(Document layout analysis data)
*** Begin section ***
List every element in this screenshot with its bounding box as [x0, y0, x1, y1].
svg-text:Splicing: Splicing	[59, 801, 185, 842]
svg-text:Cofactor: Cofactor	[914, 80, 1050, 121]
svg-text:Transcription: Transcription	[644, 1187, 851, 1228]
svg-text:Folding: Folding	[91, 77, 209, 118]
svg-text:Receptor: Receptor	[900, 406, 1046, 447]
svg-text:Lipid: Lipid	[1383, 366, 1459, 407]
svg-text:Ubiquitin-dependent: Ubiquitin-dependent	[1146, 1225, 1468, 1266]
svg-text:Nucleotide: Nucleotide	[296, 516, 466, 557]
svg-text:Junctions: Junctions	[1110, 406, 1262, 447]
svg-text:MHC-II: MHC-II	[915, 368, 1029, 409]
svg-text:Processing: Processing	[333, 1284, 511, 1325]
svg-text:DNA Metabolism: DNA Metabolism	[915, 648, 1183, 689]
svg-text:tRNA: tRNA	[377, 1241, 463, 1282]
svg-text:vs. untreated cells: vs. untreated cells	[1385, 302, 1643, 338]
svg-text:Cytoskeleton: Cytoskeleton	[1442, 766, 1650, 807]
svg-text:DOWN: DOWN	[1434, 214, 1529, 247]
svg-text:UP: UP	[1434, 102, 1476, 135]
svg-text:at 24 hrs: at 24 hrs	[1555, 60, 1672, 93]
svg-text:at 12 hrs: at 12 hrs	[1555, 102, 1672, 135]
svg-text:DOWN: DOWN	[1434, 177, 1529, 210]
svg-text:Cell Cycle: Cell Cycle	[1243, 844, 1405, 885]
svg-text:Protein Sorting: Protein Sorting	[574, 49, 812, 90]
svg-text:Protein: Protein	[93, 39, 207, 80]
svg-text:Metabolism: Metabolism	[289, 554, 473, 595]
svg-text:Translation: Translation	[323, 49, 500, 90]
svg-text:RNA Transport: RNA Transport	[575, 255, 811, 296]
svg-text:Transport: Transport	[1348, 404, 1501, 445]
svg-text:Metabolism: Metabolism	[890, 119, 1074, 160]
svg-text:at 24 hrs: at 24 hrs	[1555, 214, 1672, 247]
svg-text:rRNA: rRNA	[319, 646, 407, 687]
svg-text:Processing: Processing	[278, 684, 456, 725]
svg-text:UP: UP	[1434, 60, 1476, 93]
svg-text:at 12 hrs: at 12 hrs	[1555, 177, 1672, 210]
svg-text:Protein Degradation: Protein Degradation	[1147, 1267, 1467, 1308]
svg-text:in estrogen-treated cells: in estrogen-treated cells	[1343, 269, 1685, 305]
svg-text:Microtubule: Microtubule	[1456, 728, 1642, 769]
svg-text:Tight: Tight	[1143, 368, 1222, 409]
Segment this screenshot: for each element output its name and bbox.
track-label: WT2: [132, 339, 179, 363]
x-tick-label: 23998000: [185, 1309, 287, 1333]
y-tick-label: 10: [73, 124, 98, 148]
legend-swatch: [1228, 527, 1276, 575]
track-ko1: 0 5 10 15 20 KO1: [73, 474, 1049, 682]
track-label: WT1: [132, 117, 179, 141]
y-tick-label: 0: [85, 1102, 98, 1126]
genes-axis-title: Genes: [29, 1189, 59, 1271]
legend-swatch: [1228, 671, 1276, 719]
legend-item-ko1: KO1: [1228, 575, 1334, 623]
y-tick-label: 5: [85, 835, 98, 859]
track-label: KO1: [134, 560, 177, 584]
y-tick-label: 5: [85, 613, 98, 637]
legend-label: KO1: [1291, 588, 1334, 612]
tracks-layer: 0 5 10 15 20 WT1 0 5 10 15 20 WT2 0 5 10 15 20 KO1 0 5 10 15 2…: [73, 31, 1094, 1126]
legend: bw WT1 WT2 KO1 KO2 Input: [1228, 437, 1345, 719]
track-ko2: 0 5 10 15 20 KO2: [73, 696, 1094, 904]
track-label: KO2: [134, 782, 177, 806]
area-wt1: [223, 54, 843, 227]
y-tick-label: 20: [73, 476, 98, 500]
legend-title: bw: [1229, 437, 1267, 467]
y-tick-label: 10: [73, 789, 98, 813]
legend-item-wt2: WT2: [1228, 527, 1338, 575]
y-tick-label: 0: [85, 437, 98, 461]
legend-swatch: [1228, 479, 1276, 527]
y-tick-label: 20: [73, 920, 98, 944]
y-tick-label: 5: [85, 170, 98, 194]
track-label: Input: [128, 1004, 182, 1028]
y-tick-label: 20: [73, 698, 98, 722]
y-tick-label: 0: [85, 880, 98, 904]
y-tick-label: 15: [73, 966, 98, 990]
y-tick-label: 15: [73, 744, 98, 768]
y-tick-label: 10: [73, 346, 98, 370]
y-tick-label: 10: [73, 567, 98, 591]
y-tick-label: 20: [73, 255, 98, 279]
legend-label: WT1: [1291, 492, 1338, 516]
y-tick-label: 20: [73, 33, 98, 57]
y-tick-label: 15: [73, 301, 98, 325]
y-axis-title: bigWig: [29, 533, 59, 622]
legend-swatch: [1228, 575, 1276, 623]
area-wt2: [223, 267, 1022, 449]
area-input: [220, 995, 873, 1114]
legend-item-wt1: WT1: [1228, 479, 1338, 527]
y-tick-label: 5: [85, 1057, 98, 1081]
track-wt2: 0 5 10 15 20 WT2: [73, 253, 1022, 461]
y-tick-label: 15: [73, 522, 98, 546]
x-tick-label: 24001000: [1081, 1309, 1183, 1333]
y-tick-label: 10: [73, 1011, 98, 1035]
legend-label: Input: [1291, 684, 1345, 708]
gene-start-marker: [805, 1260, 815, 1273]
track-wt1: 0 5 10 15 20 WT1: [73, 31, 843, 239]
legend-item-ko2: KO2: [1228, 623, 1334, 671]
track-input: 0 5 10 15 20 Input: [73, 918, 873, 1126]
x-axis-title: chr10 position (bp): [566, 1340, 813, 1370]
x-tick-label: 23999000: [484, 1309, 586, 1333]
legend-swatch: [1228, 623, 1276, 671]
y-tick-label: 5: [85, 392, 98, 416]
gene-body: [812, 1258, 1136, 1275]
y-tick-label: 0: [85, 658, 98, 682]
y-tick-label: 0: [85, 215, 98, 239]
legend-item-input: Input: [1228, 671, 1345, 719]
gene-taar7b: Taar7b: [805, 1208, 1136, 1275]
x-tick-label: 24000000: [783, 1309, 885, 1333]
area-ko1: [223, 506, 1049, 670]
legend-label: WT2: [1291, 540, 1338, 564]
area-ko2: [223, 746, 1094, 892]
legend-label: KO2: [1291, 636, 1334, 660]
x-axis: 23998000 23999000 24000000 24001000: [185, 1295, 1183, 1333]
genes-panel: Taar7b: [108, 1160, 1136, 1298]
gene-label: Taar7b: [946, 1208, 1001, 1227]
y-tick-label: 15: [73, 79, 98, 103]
*** End section ***
### Assignment
All lines in the records that contain "axis" are to be copied and returned.

### Solution to the exercise
genes-axis-title: Genes: [29, 1189, 59, 1271]
y-axis-title: bigWig: [29, 533, 59, 622]
x-axis-title: chr10 position (bp): [566, 1340, 813, 1370]
x-axis: 23998000 23999000 24000000 24001000: [185, 1295, 1183, 1333]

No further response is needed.